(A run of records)
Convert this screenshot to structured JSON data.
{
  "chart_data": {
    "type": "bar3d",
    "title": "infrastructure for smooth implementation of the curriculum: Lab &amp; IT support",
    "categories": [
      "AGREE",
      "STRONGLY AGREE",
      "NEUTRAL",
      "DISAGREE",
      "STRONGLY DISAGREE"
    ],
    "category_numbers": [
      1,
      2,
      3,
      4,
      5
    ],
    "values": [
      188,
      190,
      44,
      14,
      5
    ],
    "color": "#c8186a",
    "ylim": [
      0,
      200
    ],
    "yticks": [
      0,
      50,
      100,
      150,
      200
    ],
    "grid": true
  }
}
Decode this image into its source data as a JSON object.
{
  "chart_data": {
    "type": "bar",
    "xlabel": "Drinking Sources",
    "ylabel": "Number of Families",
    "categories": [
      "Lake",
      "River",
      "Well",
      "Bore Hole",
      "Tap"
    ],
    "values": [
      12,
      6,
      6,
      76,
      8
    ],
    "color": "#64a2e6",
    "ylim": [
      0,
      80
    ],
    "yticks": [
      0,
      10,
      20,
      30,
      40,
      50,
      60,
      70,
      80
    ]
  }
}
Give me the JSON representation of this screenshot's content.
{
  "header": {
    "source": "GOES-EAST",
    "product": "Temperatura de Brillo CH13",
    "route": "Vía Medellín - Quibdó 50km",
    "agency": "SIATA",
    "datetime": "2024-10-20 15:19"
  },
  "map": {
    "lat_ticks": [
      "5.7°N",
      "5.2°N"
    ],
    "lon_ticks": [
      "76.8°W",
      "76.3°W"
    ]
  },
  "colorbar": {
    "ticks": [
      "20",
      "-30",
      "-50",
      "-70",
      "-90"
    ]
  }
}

> [Problem to solve]
Copy every line above in which the string "JSON" shows up.

> [Answer to the exercise]
Convert this screenshot to structured JSON data.
Decode this image into its source data as a JSON object.
Give me the JSON representation of this screenshot's content.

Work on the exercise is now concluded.